- **PROBLEM TO SOLVE**
Return each line that holds the word "linai".

Figure data in JSON:
** Begin **

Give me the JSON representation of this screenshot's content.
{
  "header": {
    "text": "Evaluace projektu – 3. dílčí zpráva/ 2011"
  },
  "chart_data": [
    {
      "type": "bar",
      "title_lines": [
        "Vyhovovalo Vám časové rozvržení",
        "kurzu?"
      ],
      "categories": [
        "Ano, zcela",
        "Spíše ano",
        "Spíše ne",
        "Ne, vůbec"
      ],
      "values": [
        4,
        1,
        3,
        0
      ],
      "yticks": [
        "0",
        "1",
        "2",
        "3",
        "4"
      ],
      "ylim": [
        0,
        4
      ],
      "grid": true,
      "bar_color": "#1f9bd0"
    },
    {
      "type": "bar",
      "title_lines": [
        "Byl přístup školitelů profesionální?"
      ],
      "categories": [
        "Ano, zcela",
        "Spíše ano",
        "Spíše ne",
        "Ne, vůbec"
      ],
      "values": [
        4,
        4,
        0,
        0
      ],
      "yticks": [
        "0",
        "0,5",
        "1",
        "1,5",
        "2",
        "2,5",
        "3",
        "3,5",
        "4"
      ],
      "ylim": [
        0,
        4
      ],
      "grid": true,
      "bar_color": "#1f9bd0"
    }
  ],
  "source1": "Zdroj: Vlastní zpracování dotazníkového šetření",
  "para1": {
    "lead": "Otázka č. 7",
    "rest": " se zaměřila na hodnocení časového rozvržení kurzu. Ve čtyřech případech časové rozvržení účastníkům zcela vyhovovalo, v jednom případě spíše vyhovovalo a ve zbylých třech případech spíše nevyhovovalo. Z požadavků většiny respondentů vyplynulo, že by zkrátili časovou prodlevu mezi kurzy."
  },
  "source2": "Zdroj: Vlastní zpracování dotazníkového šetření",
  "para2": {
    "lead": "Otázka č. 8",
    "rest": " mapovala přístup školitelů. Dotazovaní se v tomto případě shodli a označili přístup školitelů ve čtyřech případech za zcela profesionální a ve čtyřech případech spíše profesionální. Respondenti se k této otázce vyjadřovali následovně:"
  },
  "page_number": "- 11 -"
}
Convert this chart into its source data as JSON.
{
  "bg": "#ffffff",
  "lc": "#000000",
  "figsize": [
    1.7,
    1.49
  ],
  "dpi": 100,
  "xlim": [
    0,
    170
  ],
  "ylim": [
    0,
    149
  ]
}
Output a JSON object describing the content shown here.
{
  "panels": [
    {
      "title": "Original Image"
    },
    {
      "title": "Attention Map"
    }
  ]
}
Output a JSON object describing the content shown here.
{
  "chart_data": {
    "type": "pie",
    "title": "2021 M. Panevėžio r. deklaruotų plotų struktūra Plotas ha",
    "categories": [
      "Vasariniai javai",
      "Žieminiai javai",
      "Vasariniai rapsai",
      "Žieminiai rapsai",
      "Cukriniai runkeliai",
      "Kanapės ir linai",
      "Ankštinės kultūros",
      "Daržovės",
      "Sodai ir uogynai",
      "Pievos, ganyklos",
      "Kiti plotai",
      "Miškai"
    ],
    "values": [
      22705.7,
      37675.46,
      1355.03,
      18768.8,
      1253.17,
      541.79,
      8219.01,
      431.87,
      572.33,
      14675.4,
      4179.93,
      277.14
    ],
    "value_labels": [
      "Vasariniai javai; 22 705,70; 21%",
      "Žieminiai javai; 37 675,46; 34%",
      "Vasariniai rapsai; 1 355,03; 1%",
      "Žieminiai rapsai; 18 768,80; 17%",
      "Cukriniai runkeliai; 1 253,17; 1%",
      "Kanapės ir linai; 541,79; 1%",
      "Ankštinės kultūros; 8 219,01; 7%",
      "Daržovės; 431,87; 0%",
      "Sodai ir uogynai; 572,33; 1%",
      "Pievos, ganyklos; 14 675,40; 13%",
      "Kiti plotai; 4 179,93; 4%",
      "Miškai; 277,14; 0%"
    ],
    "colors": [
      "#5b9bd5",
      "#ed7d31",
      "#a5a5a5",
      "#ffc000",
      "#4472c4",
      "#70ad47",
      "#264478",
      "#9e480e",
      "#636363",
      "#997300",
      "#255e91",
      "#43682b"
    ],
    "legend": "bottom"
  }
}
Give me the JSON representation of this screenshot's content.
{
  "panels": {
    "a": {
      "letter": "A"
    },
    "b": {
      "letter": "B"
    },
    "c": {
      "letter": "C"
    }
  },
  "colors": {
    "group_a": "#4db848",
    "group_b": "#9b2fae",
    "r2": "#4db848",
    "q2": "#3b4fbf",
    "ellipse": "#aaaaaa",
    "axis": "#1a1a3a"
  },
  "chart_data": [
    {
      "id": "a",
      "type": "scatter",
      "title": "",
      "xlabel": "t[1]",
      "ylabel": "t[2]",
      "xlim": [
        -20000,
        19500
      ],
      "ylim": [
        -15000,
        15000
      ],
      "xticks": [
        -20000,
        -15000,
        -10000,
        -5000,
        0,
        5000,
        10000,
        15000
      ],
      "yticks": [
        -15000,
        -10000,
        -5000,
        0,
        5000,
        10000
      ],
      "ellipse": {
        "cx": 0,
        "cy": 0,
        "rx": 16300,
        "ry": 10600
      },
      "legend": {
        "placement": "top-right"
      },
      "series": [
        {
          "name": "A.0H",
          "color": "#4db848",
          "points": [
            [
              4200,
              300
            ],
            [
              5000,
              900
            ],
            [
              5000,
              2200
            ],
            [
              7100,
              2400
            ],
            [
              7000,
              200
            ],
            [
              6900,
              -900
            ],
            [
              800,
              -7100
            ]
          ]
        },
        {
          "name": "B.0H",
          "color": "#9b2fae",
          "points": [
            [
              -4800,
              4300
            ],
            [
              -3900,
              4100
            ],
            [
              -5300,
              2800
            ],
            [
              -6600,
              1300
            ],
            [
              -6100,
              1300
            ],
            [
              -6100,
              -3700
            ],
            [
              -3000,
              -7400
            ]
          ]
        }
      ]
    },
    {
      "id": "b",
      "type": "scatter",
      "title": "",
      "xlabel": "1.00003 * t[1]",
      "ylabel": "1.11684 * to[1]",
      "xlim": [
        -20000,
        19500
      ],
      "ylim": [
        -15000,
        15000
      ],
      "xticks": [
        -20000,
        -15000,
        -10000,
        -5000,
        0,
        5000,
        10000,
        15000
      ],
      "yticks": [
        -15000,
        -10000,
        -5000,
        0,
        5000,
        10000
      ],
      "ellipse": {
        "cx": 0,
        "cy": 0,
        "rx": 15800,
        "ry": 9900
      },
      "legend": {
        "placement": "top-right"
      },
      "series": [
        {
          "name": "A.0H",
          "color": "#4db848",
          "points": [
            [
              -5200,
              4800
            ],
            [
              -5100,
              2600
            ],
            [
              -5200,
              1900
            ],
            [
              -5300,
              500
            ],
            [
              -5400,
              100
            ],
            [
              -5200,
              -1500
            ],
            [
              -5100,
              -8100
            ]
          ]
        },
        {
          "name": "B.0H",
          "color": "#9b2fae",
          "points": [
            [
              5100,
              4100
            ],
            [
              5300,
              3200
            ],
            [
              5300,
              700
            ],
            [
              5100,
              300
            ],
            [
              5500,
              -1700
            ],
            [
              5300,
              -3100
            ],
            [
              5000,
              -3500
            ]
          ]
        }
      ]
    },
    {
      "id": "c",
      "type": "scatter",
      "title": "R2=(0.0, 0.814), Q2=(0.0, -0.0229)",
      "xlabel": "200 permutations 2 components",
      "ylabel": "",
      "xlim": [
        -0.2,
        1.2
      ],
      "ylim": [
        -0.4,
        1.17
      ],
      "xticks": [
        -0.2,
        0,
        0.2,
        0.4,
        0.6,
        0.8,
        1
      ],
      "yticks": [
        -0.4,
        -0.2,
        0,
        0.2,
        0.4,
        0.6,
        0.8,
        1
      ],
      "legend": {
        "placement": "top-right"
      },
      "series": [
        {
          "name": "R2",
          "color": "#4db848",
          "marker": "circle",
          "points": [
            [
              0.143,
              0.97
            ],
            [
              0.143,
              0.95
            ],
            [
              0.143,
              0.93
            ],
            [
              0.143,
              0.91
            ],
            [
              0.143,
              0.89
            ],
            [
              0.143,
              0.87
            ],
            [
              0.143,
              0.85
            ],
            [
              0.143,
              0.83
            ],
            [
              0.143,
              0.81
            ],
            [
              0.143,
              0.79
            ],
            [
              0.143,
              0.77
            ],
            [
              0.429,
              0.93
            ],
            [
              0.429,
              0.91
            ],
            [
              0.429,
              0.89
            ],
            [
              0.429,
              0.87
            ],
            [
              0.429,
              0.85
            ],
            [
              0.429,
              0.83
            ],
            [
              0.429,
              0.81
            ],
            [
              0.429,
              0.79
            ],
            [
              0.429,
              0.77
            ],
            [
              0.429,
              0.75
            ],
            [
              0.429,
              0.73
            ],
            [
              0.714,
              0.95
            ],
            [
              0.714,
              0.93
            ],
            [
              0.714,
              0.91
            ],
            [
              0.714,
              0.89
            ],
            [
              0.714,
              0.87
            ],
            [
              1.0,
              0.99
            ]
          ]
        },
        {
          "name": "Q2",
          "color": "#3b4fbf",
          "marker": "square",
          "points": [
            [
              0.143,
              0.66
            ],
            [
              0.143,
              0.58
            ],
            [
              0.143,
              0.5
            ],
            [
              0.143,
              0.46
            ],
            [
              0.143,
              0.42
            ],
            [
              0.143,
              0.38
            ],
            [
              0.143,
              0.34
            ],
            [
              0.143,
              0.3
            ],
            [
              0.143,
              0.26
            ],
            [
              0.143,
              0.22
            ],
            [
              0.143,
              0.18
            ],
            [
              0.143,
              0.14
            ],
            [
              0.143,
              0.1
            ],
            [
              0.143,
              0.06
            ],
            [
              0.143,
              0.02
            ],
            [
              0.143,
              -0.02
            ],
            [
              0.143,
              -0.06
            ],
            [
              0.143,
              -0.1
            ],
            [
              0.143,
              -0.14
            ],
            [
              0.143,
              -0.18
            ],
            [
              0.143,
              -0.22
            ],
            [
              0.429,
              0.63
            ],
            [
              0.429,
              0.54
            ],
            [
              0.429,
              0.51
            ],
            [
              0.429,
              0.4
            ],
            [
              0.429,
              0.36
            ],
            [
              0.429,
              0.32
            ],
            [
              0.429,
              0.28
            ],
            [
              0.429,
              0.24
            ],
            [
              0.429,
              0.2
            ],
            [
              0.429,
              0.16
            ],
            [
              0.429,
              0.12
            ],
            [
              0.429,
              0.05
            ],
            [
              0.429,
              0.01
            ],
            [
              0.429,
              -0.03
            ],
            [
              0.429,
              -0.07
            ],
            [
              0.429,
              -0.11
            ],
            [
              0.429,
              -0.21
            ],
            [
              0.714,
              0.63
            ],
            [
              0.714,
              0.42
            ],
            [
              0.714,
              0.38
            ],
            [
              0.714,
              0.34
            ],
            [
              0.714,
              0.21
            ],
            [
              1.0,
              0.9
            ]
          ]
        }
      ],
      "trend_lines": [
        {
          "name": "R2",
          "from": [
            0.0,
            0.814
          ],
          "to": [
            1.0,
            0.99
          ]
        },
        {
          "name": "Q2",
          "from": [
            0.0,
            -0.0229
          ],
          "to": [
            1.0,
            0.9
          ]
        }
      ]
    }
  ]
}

** End **

- **RIGHT ANSWER**
      "Kanapės ir linai",
      "Kanapės ir linai; 541,79; 1%",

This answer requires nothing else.